What you are asked to do. Write out the records that appear below, verbatim and complete, but without pictures.

(Records about charts and figures)
-- BEGIN --

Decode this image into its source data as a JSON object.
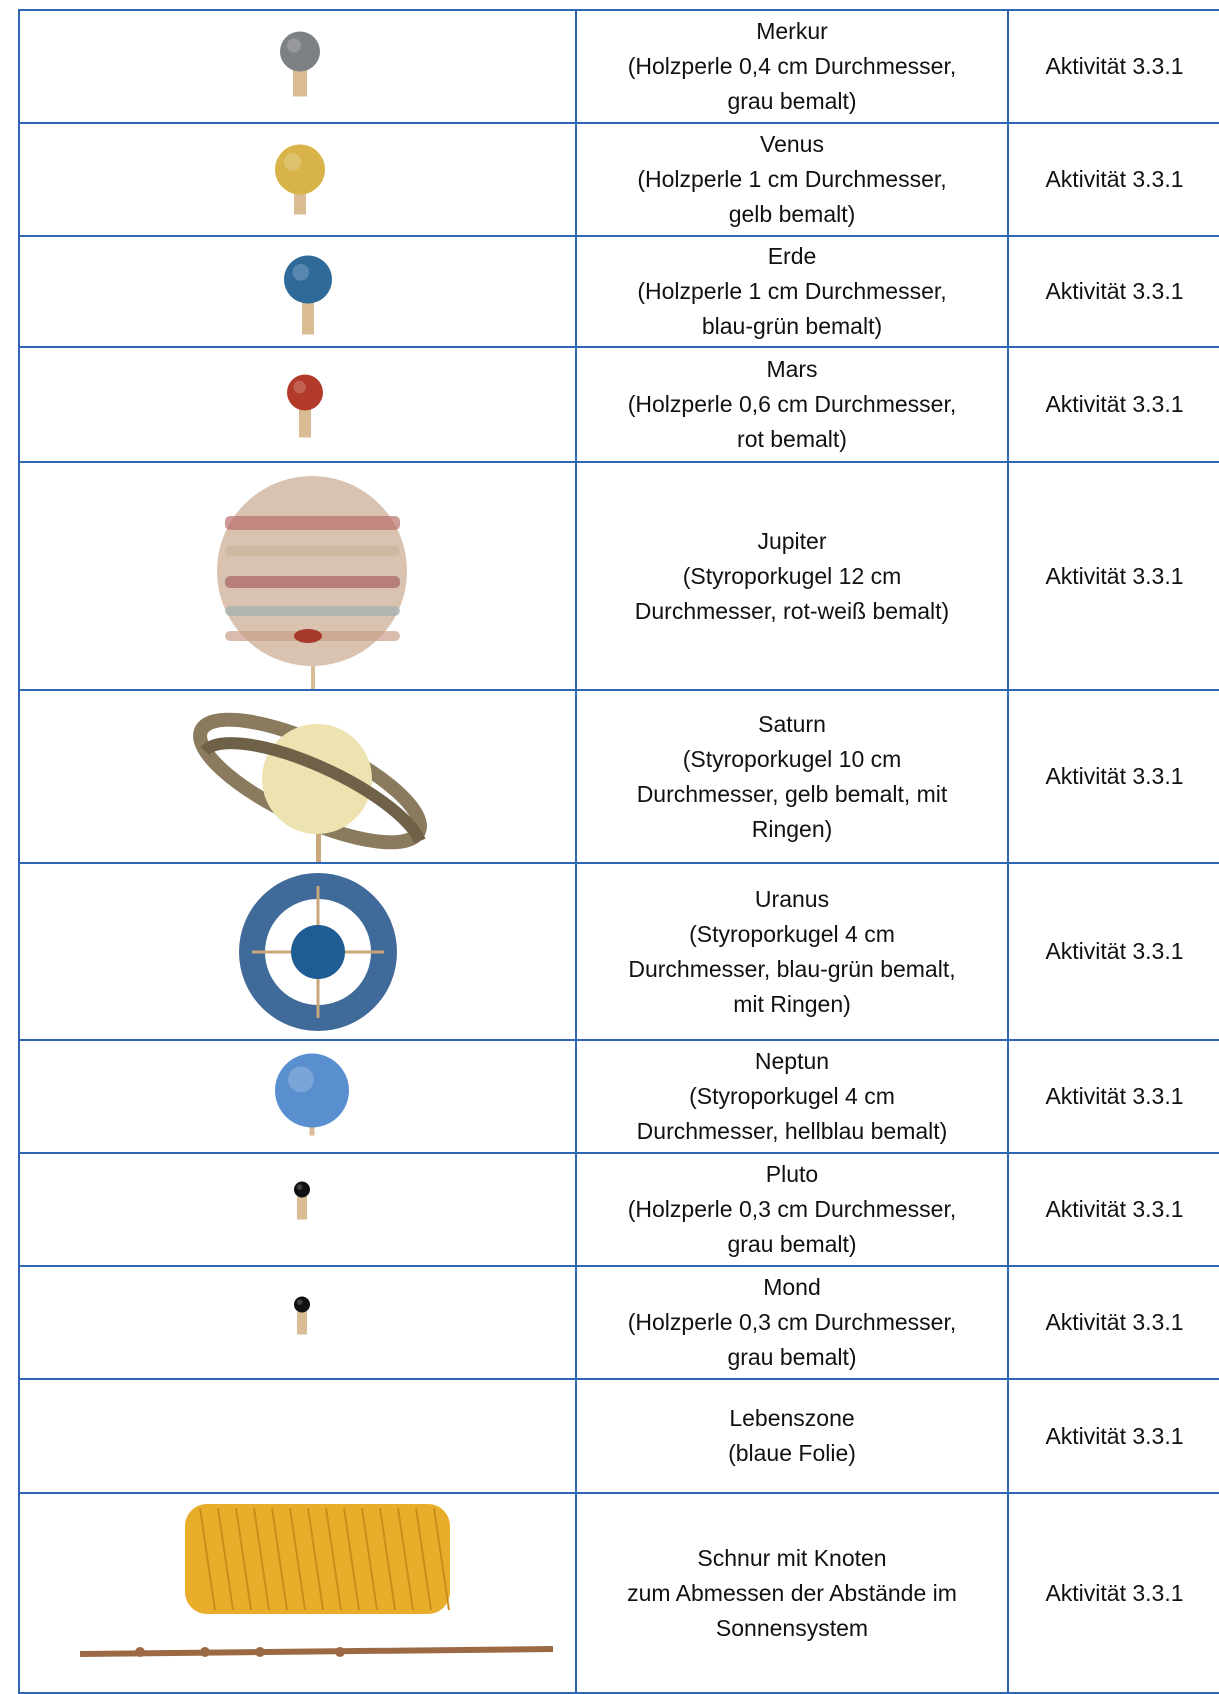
{
  "table": {
    "rows": [
      {
        "lines": [
          "Merkur",
          "(Holzperle 0,4 cm Durchmesser,",
          "grau bemalt)"
        ],
        "activity": "Aktivität 3.3.1"
      },
      {
        "lines": [
          "Venus",
          "(Holzperle 1 cm Durchmesser,",
          "gelb bemalt)"
        ],
        "activity": "Aktivität 3.3.1"
      },
      {
        "lines": [
          "Erde",
          "(Holzperle 1 cm Durchmesser,",
          "blau-grün bemalt)"
        ],
        "activity": "Aktivität 3.3.1"
      },
      {
        "lines": [
          "Mars",
          "(Holzperle 0,6 cm Durchmesser,",
          "rot bemalt)"
        ],
        "activity": "Aktivität 3.3.1"
      },
      {
        "lines": [
          "Jupiter",
          "(Styroporkugel 12 cm",
          "Durchmesser, rot-weiß bemalt)"
        ],
        "activity": "Aktivität 3.3.1"
      },
      {
        "lines": [
          "Saturn",
          "(Styroporkugel 10 cm",
          "Durchmesser, gelb bemalt, mit",
          "Ringen)"
        ],
        "activity": "Aktivität 3.3.1"
      },
      {
        "lines": [
          "Uranus",
          "(Styroporkugel 4 cm",
          "Durchmesser, blau-grün bemalt,",
          "mit Ringen)"
        ],
        "activity": "Aktivität 3.3.1"
      },
      {
        "lines": [
          "Neptun",
          "(Styroporkugel 4 cm",
          "Durchmesser, hellblau bemalt)"
        ],
        "activity": "Aktivität 3.3.1"
      },
      {
        "lines": [
          "Pluto",
          "(Holzperle 0,3 cm Durchmesser,",
          "grau bemalt)"
        ],
        "activity": "Aktivität 3.3.1"
      },
      {
        "lines": [
          "Mond",
          "(Holzperle 0,3 cm Durchmesser,",
          "grau bemalt)"
        ],
        "activity": "Aktivität 3.3.1"
      },
      {
        "lines": [
          "Lebenszone",
          "(blaue Folie)"
        ],
        "activity": "Aktivität 3.3.1"
      },
      {
        "lines": [
          "Schnur mit Knoten",
          "zum Abmessen der Abstände im",
          "Sonnensystem"
        ],
        "activity": "Aktivität 3.3.1"
      }
    ]
  }
}
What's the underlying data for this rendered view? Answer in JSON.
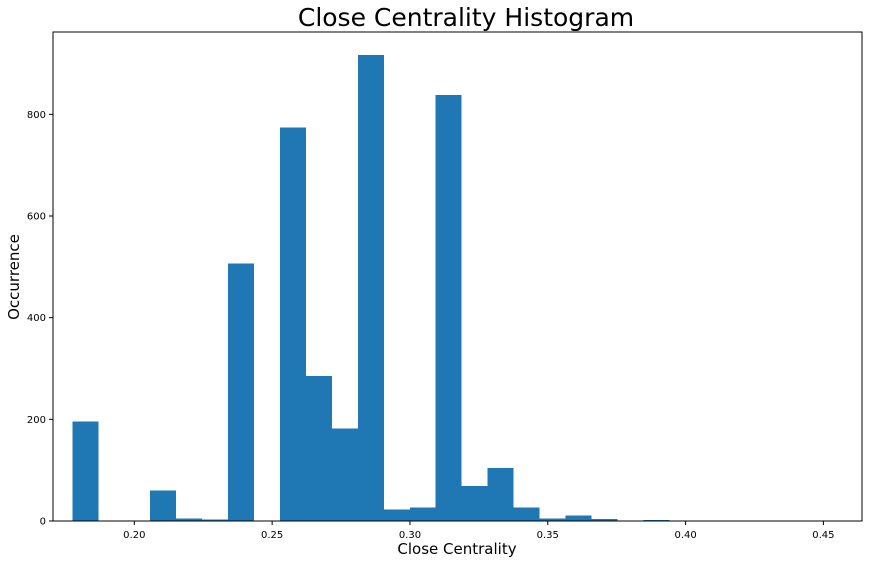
{
  "chart_data": {
    "type": "bar",
    "title": "Close Centrality Histogram",
    "xlabel": "Close Centrality",
    "ylabel": "Occurrence",
    "xlim": [
      0.1705,
      0.464
    ],
    "ylim": [
      0,
      962
    ],
    "x_ticks": [
      0.2,
      0.25,
      0.3,
      0.35,
      0.4,
      0.45
    ],
    "x_tick_labels": [
      "0.20",
      "0.25",
      "0.30",
      "0.35",
      "0.40",
      "0.45"
    ],
    "y_ticks": [
      0,
      200,
      400,
      600,
      800
    ],
    "y_tick_labels": [
      "0",
      "200",
      "400",
      "600",
      "800"
    ],
    "bin_start": 0.1775,
    "bin_width": 0.009418,
    "values": [
      196,
      0,
      0,
      60,
      5,
      3,
      507,
      0,
      774,
      285,
      182,
      917,
      23,
      27,
      838,
      69,
      104,
      27,
      5,
      11,
      4,
      0,
      2,
      1,
      0,
      0,
      0,
      0,
      0,
      1
    ],
    "bar_color": "#1f77b4",
    "grid": false,
    "legend": "none"
  }
}
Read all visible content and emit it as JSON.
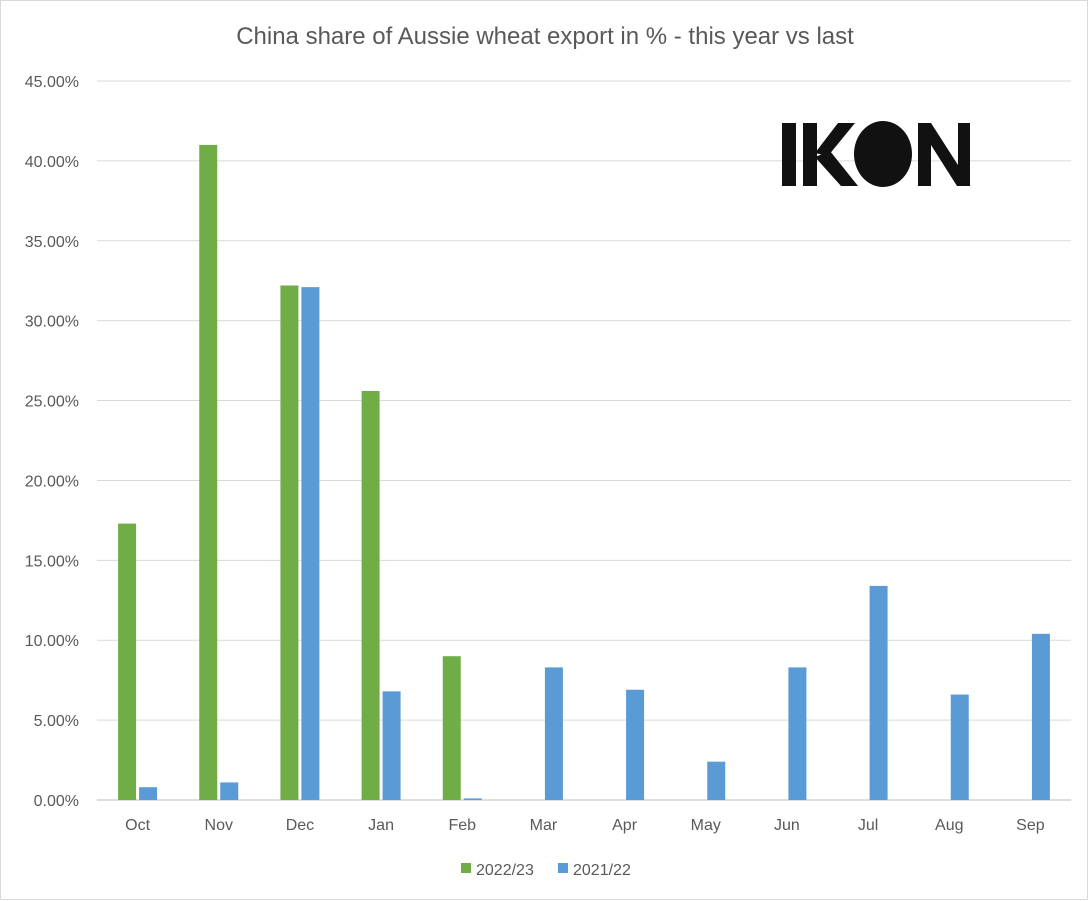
{
  "chart_data": {
    "type": "bar",
    "title": "China share of Aussie wheat export in % - this year vs last",
    "categories": [
      "Oct",
      "Nov",
      "Dec",
      "Jan",
      "Feb",
      "Mar",
      "Apr",
      "May",
      "Jun",
      "Jul",
      "Aug",
      "Sep"
    ],
    "series": [
      {
        "name": "2022/23",
        "color": "#70ad47",
        "values": [
          17.3,
          41.0,
          32.2,
          25.6,
          9.0,
          null,
          null,
          null,
          null,
          null,
          null,
          null
        ]
      },
      {
        "name": "2021/22",
        "color": "#5b9bd5",
        "values": [
          0.8,
          1.1,
          32.1,
          6.8,
          0.1,
          8.3,
          6.9,
          2.4,
          8.3,
          13.4,
          6.6,
          10.4
        ]
      }
    ],
    "ylim": [
      0,
      45
    ],
    "yticks": [
      "0.00%",
      "5.00%",
      "10.00%",
      "15.00%",
      "20.00%",
      "25.00%",
      "30.00%",
      "35.00%",
      "40.00%",
      "45.00%"
    ],
    "ytick_values": [
      0,
      5,
      10,
      15,
      20,
      25,
      30,
      35,
      40,
      45
    ],
    "xlabel": "",
    "ylabel": "",
    "grid": true,
    "legend_position": "bottom"
  },
  "logo": {
    "text": "IKON",
    "color": "#111111"
  }
}
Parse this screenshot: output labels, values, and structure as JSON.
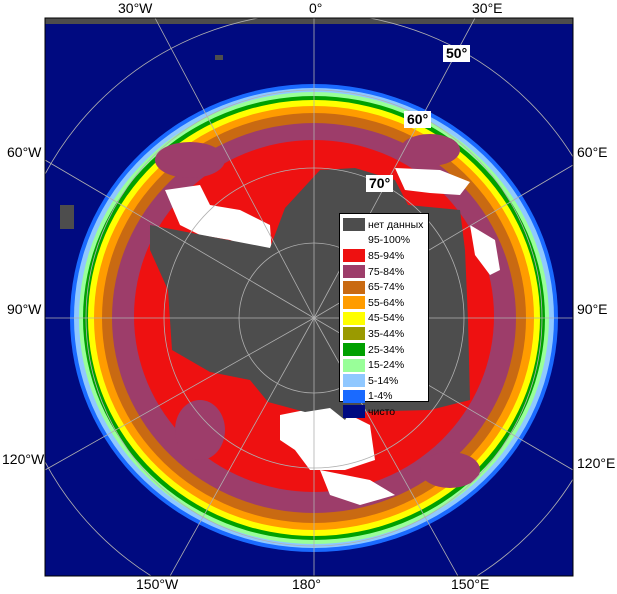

-- END --

Expected answer.
Decode this image into its source data as a JSON object.
{
  "table": {
    "rows": [
      {
        "lines": [
          "Merkur",
          "(Holzperle 0,4 cm Durchmesser,",
          "grau bemalt)"
        ],
        "activity": "Aktivität 3.3.1"
      },
      {
        "lines": [
          "Venus",
          "(Holzperle 1 cm Durchmesser,",
          "gelb bemalt)"
        ],
        "activity": "Aktivität 3.3.1"
      },
      {
        "lines": [
          "Erde",
          "(Holzperle 1 cm Durchmesser,",
          "blau-grün bemalt)"
        ],
        "activity": "Aktivität 3.3.1"
      },
      {
        "lines": [
          "Mars",
          "(Holzperle 0,6 cm Durchmesser,",
          "rot bemalt)"
        ],
        "activity": "Aktivität 3.3.1"
      },
      {
        "lines": [
          "Jupiter",
          "(Styroporkugel 12 cm",
          "Durchmesser, rot-weiß bemalt)"
        ],
        "activity": "Aktivität 3.3.1"
      },
      {
        "lines": [
          "Saturn",
          "(Styroporkugel 10 cm",
          "Durchmesser, gelb bemalt, mit",
          "Ringen)"
        ],
        "activity": "Aktivität 3.3.1"
      },
      {
        "lines": [
          "Uranus",
          "(Styroporkugel 4 cm",
          "Durchmesser, blau-grün bemalt,",
          "mit Ringen)"
        ],
        "activity": "Aktivität 3.3.1"
      },
      {
        "lines": [
          "Neptun",
          "(Styroporkugel 4 cm",
          "Durchmesser, hellblau bemalt)"
        ],
        "activity": "Aktivität 3.3.1"
      },
      {
        "lines": [
          "Pluto",
          "(Holzperle 0,3 cm Durchmesser,",
          "grau bemalt)"
        ],
        "activity": "Aktivität 3.3.1"
      },
      {
        "lines": [
          "Mond",
          "(Holzperle 0,3 cm Durchmesser,",
          "grau bemalt)"
        ],
        "activity": "Aktivität 3.3.1"
      },
      {
        "lines": [
          "Lebenszone",
          "(blaue Folie)"
        ],
        "activity": "Aktivität 3.3.1"
      },
      {
        "lines": [
          "Schnur mit Knoten",
          "zum Abmessen der Abstände im",
          "Sonnensystem"
        ],
        "activity": "Aktivität 3.3.1"
      }
    ]
  }
}
What's the underlying data for this rendered view? Answer in JSON.
{
  "chart_data": {
    "type": "bar",
    "title": "Close Centrality Histogram",
    "xlabel": "Close Centrality",
    "ylabel": "Occurrence",
    "xlim": [
      0.1705,
      0.464
    ],
    "ylim": [
      0,
      962
    ],
    "x_ticks": [
      0.2,
      0.25,
      0.3,
      0.35,
      0.4,
      0.45
    ],
    "x_tick_labels": [
      "0.20",
      "0.25",
      "0.30",
      "0.35",
      "0.40",
      "0.45"
    ],
    "y_ticks": [
      0,
      200,
      400,
      600,
      800
    ],
    "y_tick_labels": [
      "0",
      "200",
      "400",
      "600",
      "800"
    ],
    "bin_start": 0.1775,
    "bin_width": 0.009418,
    "values": [
      196,
      0,
      0,
      60,
      5,
      3,
      507,
      0,
      774,
      285,
      182,
      917,
      23,
      27,
      838,
      69,
      104,
      27,
      5,
      11,
      4,
      0,
      2,
      1,
      0,
      0,
      0,
      0,
      0,
      1
    ],
    "bar_color": "#1f77b4",
    "grid": false,
    "legend": "none"
  }
}
Read all visible content and emit it as JSON.
{
  "chart_data": {
    "type": "bar",
    "title": "China share of Aussie wheat export in % - this year vs last",
    "categories": [
      "Oct",
      "Nov",
      "Dec",
      "Jan",
      "Feb",
      "Mar",
      "Apr",
      "May",
      "Jun",
      "Jul",
      "Aug",
      "Sep"
    ],
    "series": [
      {
        "name": "2022/23",
        "color": "#70ad47",
        "values": [
          17.3,
          41.0,
          32.2,
          25.6,
          9.0,
          null,
          null,
          null,
          null,
          null,
          null,
          null
        ]
      },
      {
        "name": "2021/22",
        "color": "#5b9bd5",
        "values": [
          0.8,
          1.1,
          32.1,
          6.8,
          0.1,
          8.3,
          6.9,
          2.4,
          8.3,
          13.4,
          6.6,
          10.4
        ]
      }
    ],
    "ylim": [
      0,
      45
    ],
    "yticks": [
      "0.00%",
      "5.00%",
      "10.00%",
      "15.00%",
      "20.00%",
      "25.00%",
      "30.00%",
      "35.00%",
      "40.00%",
      "45.00%"
    ],
    "ytick_values": [
      0,
      5,
      10,
      15,
      20,
      25,
      30,
      35,
      40,
      45
    ],
    "xlabel": "",
    "ylabel": "",
    "grid": true,
    "legend_position": "bottom"
  },
  "logo": {
    "text": "IKON",
    "color": "#111111"
  }
}
Parse this screenshot: output labels, values, and structure as JSON.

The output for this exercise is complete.